* **What the task requires**: Retype all of the data. Every line must match exactly.

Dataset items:
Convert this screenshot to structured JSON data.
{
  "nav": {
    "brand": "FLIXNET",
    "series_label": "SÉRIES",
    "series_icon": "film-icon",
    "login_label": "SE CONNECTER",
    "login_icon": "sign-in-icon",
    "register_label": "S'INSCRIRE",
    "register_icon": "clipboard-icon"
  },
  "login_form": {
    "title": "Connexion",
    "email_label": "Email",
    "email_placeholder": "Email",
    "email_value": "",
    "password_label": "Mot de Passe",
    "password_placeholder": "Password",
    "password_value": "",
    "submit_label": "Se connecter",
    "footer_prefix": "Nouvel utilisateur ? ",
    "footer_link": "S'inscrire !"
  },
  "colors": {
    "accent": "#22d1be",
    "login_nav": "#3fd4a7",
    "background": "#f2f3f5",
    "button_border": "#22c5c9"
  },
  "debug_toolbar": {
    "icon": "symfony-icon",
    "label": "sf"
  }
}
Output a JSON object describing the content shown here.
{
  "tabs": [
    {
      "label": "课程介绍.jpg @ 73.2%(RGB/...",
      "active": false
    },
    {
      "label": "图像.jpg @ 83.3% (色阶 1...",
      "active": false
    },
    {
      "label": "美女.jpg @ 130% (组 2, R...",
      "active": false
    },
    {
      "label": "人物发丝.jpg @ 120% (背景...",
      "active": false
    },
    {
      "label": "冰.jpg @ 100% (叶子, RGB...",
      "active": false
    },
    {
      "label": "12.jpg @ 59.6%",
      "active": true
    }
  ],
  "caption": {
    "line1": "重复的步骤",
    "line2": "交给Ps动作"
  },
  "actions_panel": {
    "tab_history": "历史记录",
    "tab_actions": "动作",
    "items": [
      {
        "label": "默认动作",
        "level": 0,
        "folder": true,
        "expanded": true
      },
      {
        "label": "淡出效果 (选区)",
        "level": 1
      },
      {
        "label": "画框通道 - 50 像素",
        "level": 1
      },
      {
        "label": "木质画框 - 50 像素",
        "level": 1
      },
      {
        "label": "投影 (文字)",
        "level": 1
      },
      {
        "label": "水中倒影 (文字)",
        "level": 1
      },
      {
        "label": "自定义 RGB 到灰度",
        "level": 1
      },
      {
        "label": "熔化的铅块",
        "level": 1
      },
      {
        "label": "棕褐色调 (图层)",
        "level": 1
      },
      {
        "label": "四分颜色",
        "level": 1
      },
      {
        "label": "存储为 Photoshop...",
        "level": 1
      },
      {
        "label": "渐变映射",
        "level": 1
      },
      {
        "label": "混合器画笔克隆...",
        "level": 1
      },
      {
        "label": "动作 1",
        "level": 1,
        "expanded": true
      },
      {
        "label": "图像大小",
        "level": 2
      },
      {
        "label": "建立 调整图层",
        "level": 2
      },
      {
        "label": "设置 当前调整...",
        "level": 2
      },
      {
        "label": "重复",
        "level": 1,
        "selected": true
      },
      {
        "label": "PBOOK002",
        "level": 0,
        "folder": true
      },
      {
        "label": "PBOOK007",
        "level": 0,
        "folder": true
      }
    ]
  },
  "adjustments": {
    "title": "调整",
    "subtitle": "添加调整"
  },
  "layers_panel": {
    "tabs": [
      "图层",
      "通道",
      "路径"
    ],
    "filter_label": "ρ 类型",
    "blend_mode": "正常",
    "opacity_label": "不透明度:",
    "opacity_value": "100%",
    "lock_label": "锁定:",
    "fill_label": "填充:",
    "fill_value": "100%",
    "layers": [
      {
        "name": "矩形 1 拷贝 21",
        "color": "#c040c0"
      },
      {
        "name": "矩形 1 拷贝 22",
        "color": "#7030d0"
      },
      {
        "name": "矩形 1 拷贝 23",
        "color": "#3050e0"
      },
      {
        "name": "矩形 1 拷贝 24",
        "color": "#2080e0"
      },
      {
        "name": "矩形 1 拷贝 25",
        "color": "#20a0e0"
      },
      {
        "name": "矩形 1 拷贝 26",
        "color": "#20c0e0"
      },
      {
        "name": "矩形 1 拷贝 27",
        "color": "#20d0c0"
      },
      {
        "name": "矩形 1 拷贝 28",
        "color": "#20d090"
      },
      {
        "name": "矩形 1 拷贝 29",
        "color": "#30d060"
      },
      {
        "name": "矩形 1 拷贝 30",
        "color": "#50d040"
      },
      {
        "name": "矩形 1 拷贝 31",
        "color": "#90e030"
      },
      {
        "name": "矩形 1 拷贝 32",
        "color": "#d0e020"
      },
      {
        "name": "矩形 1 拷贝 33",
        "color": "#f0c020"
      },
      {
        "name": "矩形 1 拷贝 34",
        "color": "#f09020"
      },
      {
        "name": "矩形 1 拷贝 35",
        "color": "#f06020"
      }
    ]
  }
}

* **Output**:
Convert this screenshot to structured JSON data.
{
  "nav": {
    "brand": "FLIXNET",
    "series_label": "SÉRIES",
    "series_icon": "film-icon",
    "login_label": "SE CONNECTER",
    "login_icon": "sign-in-icon",
    "register_label": "S'INSCRIRE",
    "register_icon": "clipboard-icon"
  },
  "login_form": {
    "title": "Connexion",
    "email_label": "Email",
    "email_placeholder": "Email",
    "email_value": "",
    "password_label": "Mot de Passe",
    "password_placeholder": "Password",
    "password_value": "",
    "submit_label": "Se connecter",
    "footer_prefix": "Nouvel utilisateur ? ",
    "footer_link": "S'inscrire !"
  },
  "colors": {
    "accent": "#22d1be",
    "login_nav": "#3fd4a7",
    "background": "#f2f3f5",
    "button_border": "#22c5c9"
  },
  "debug_toolbar": {
    "icon": "symfony-icon",
    "label": "sf"
  }
}
Output a JSON object describing the content shown here.
{
  "tabs": [
    {
      "label": "课程介绍.jpg @ 73.2%(RGB/...",
      "active": false
    },
    {
      "label": "图像.jpg @ 83.3% (色阶 1...",
      "active": false
    },
    {
      "label": "美女.jpg @ 130% (组 2, R...",
      "active": false
    },
    {
      "label": "人物发丝.jpg @ 120% (背景...",
      "active": false
    },
    {
      "label": "冰.jpg @ 100% (叶子, RGB...",
      "active": false
    },
    {
      "label": "12.jpg @ 59.6%",
      "active": true
    }
  ],
  "caption": {
    "line1": "重复的步骤",
    "line2": "交给Ps动作"
  },
  "actions_panel": {
    "tab_history": "历史记录",
    "tab_actions": "动作",
    "items": [
      {
        "label": "默认动作",
        "level": 0,
        "folder": true,
        "expanded": true
      },
      {
        "label": "淡出效果 (选区)",
        "level": 1
      },
      {
        "label": "画框通道 - 50 像素",
        "level": 1
      },
      {
        "label": "木质画框 - 50 像素",
        "level": 1
      },
      {
        "label": "投影 (文字)",
        "level": 1
      },
      {
        "label": "水中倒影 (文字)",
        "level": 1
      },
      {
        "label": "自定义 RGB 到灰度",
        "level": 1
      },
      {
        "label": "熔化的铅块",
        "level": 1
      },
      {
        "label": "棕褐色调 (图层)",
        "level": 1
      },
      {
        "label": "四分颜色",
        "level": 1
      },
      {
        "label": "存储为 Photoshop...",
        "level": 1
      },
      {
        "label": "渐变映射",
        "level": 1
      },
      {
        "label": "混合器画笔克隆...",
        "level": 1
      },
      {
        "label": "动作 1",
        "level": 1,
        "expanded": true
      },
      {
        "label": "图像大小",
        "level": 2
      },
      {
        "label": "建立 调整图层",
        "level": 2
      },
      {
        "label": "设置 当前调整...",
        "level": 2
      },
      {
        "label": "重复",
        "level": 1,
        "selected": true
      },
      {
        "label": "PBOOK002",
        "level": 0,
        "folder": true
      },
      {
        "label": "PBOOK007",
        "level": 0,
        "folder": true
      }
    ]
  },
  "adjustments": {
    "title": "调整",
    "subtitle": "添加调整"
  },
  "layers_panel": {
    "tabs": [
      "图层",
      "通道",
      "路径"
    ],
    "filter_label": "ρ 类型",
    "blend_mode": "正常",
    "opacity_label": "不透明度:",
    "opacity_value": "100%",
    "lock_label": "锁定:",
    "fill_label": "填充:",
    "fill_value": "100%",
    "layers": [
      {
        "name": "矩形 1 拷贝 21",
        "color": "#c040c0"
      },
      {
        "name": "矩形 1 拷贝 22",
        "color": "#7030d0"
      },
      {
        "name": "矩形 1 拷贝 23",
        "color": "#3050e0"
      },
      {
        "name": "矩形 1 拷贝 24",
        "color": "#2080e0"
      },
      {
        "name": "矩形 1 拷贝 25",
        "color": "#20a0e0"
      },
      {
        "name": "矩形 1 拷贝 26",
        "color": "#20c0e0"
      },
      {
        "name": "矩形 1 拷贝 27",
        "color": "#20d0c0"
      },
      {
        "name": "矩形 1 拷贝 28",
        "color": "#20d090"
      },
      {
        "name": "矩形 1 拷贝 29",
        "color": "#30d060"
      },
      {
        "name": "矩形 1 拷贝 30",
        "color": "#50d040"
      },
      {
        "name": "矩形 1 拷贝 31",
        "color": "#90e030"
      },
      {
        "name": "矩形 1 拷贝 32",
        "color": "#d0e020"
      },
      {
        "name": "矩形 1 拷贝 33",
        "color": "#f0c020"
      },
      {
        "name": "矩形 1 拷贝 34",
        "color": "#f09020"
      },
      {
        "name": "矩形 1 拷贝 35",
        "color": "#f06020"
      }
    ]
  }
}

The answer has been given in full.